-------- DATA TO USE

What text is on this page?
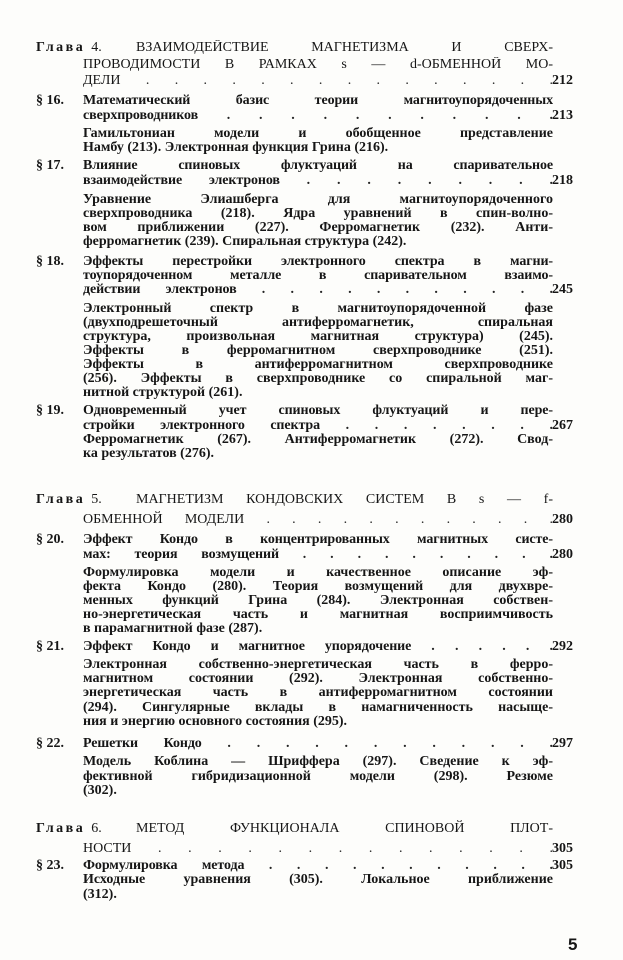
Глава 4. ВЗАИМОДЕЙСТВИЕ МАГНЕТИЗМА И СВЕРХ-
ПРОВОДИМОСТИ В РАМКАХ s — d-ОБМЕННОЙ МО-
ДЕЛИ . . . . . . . . . . . . . . .
212
§ 16. Математический базис теории магнитоупорядоченных
сверхпроводников . . . . . . . . . . .
213
Гамильтониан модели и обобщенное представление
Намбу (213). Электронная функция Грина (216).
§ 17. Влияние спиновых флуктуаций на спаривательное
взаимодействие электронов . . . . . . . . .
218
Уравнение Элиашберга для магнитоупорядоченного
сверхпроводника (218). Ядра уравнений в спин-волно-
вом приближении (227). Ферромагнетик (232). Анти-
ферромагнетик (239). Спиральная структура (242).
§ 18. Эффекты перестройки электронного спектра в магни-
тоупорядоченном металле в спаривательном взаимо-
действии электронов . . . . . . . . . . .
245
Электронный спектр в магнитоупорядоченной фазе
(двухподрешеточный антиферромагнетик, спиральная
структура, произвольная магнитная структура) (245).
Эффекты в ферромагнитном сверхпроводнике (251).
Эффекты в антиферромагнитном сверхпроводнике
(256). Эффекты в сверхпроводнике со спиральной маг-
нитной структурой (261).
§ 19. Одновременный учет спиновых флуктуаций и пере-
стройки электронного спектра . . . . . . . .
267
Ферромагнетик (267). Антиферромагнетик (272). Свод-
ка результатов (276).
Глава 5. МАГНЕТИЗМ КОНДОВСКИХ СИСТЕМ В s — f-
ОБМЕННОЙ МОДЕЛИ . . . . . . . . . . . .
280
§ 20. Эффект Кондо в концентрированных магнитных систе-
мах: теория возмущений . . . . . . . . . .
280
Формулировка модели и качественное описание эф-
фекта Кондо (280). Теория возмущений для двухвре-
менных функций Грина (284). Электронная собствен-
но-энергетическая часть и магнитная восприимчивость
в парамагнитной фазе (287).
§ 21. Эффект Кондо и магнитное упорядочение . . . . . . 292
Электронная собственно-энергетическая часть в ферро-
магнитном состоянии (292). Электронная собственно-
энергетическая часть в антиферромагнитном состоянии
(294). Сингулярные вклады в намагниченность насыще-
ния и энергию основного состояния (295).
§ 22. Решетки Кондо . . . . . . . . . . . . 297
Модель Коблина — Шриффера (297). Сведение к эф-
фективной гибридизационной модели (298). Резюме
(302).
Глава 6. МЕТОД ФУНКЦИОНАЛА СПИНОВОЙ ПЛОТ-
НОСТИ . . . . . . . . . . . . . .
305
§ 23. Формулировка метода . . . . . . . . . . .
305
Исходные уравнения (305). Локальное приближение
(312).
5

----------------

* [INSTRUCTIONS FOR THE TASK]: Reproduce every entry word for word, but skip any pictures.

* [RESULT OF THE EXERCISE]:
What text is on this page?
Глава 4. ВЗАИМОДЕЙСТВИЕ МАГНЕТИЗМА И СВЕРХ-
ПРОВОДИМОСТИ В РАМКАХ s — d-ОБМЕННОЙ МО-
ДЕЛИ . . . . . . . . . . . . . . .
212
§ 16. Математический базис теории магнитоупорядоченных
сверхпроводников . . . . . . . . . . .
213
Гамильтониан модели и обобщенное представление
Намбу (213). Электронная функция Грина (216).
§ 17. Влияние спиновых флуктуаций на спаривательное
взаимодействие электронов . . . . . . . . .
218
Уравнение Элиашберга для магнитоупорядоченного
сверхпроводника (218). Ядра уравнений в спин-волно-
вом приближении (227). Ферромагнетик (232). Анти-
ферромагнетик (239). Спиральная структура (242).
§ 18. Эффекты перестройки электронного спектра в магни-
тоупорядоченном металле в спаривательном взаимо-
действии электронов . . . . . . . . . . .
245
Электронный спектр в магнитоупорядоченной фазе
(двухподрешеточный антиферромагнетик, спиральная
структура, произвольная магнитная структура) (245).
Эффекты в ферромагнитном сверхпроводнике (251).
Эффекты в антиферромагнитном сверхпроводнике
(256). Эффекты в сверхпроводнике со спиральной маг-
нитной структурой (261).
§ 19. Одновременный учет спиновых флуктуаций и пере-
стройки электронного спектра . . . . . . . .
267
Ферромагнетик (267). Антиферромагнетик (272). Свод-
ка результатов (276).
Глава 5. МАГНЕТИЗМ КОНДОВСКИХ СИСТЕМ В s — f-
ОБМЕННОЙ МОДЕЛИ . . . . . . . . . . . .
280
§ 20. Эффект Кондо в концентрированных магнитных систе-
мах: теория возмущений . . . . . . . . . .
280
Формулировка модели и качественное описание эф-
фекта Кондо (280). Теория возмущений для двухвре-
менных функций Грина (284). Электронная собствен-
но-энергетическая часть и магнитная восприимчивость
в парамагнитной фазе (287).
§ 21. Эффект Кондо и магнитное упорядочение . . . . . . 292
Электронная собственно-энергетическая часть в ферро-
магнитном состоянии (292). Электронная собственно-
энергетическая часть в антиферромагнитном состоянии
(294). Сингулярные вклады в намагниченность насыще-
ния и энергию основного состояния (295).
§ 22. Решетки Кондо . . . . . . . . . . . . 297
Модель Коблина — Шриффера (297). Сведение к эф-
фективной гибридизационной модели (298). Резюме
(302).
Глава 6. МЕТОД ФУНКЦИОНАЛА СПИНОВОЙ ПЛОТ-
НОСТИ . . . . . . . . . . . . . .
305
§ 23. Формулировка метода . . . . . . . . . . .
305
Исходные уравнения (305). Локальное приближение
(312).
5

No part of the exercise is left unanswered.